Goal: Search the listing below for "Grenada". Copy each matching line.
━━━ Records for this exercise
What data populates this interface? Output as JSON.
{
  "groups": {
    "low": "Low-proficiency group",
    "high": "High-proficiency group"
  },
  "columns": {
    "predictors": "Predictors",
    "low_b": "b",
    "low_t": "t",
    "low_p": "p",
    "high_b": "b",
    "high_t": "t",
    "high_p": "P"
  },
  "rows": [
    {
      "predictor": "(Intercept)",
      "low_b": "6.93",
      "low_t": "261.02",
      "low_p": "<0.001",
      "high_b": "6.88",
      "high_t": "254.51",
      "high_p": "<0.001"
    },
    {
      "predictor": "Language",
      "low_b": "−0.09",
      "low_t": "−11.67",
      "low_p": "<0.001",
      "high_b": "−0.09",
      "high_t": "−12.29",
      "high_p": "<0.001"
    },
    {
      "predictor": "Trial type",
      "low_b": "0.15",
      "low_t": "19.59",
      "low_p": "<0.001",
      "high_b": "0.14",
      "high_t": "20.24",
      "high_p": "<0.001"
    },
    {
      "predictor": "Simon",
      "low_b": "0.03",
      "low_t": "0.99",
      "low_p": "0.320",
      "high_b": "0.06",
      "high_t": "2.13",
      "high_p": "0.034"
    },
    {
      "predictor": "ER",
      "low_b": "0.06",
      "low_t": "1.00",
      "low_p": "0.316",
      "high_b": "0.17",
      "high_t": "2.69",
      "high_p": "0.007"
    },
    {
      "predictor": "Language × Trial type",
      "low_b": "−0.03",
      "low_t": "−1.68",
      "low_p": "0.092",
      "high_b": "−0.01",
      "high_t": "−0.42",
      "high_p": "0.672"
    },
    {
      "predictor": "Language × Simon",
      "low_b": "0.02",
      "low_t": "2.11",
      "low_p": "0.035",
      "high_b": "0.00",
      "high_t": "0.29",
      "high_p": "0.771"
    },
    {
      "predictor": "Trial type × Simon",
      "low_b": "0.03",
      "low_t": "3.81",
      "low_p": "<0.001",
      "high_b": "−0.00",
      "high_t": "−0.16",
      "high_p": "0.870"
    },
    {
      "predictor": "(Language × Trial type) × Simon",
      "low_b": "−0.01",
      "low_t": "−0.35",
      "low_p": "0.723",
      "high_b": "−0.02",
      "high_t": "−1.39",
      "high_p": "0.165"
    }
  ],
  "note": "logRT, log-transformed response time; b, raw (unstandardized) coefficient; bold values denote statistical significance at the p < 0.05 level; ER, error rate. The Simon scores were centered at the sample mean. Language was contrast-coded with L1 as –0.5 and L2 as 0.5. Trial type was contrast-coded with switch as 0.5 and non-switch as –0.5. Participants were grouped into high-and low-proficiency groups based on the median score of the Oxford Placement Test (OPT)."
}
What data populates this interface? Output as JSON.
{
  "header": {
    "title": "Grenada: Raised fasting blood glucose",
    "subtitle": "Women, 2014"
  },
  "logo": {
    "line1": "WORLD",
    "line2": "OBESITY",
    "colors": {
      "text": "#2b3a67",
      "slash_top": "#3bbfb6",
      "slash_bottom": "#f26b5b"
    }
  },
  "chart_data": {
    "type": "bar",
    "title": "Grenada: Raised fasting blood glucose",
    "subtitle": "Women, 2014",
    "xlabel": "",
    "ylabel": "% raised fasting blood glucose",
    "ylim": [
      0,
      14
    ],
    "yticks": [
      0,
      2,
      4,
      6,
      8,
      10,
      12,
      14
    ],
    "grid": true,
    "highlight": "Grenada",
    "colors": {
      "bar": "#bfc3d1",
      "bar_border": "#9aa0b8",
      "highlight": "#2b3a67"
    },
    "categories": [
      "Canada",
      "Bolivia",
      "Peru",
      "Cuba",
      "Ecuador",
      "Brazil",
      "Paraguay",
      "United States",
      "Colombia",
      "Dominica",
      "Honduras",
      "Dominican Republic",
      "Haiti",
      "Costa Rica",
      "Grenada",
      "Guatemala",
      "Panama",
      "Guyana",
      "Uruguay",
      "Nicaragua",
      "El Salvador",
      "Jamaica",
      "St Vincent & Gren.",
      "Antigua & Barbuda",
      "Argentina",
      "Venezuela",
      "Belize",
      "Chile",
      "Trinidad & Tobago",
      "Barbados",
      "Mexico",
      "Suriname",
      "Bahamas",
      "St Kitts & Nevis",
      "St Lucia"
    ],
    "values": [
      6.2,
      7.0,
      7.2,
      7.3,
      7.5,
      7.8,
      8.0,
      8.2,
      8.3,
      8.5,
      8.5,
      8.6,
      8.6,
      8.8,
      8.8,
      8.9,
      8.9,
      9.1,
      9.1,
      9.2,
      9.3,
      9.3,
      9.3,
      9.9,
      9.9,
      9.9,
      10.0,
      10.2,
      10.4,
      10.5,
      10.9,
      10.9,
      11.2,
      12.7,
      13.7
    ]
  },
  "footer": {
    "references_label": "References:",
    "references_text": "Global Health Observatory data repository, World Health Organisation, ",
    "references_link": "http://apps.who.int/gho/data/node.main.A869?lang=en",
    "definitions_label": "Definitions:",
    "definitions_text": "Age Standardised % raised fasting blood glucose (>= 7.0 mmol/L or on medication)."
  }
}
━━━━━━
Right answer:
    "title": "Grenada: Raised fasting blood glucose",
    "title": "Grenada: Raised fasting blood glucose",
    "highlight": "Grenada",
      "Grenada",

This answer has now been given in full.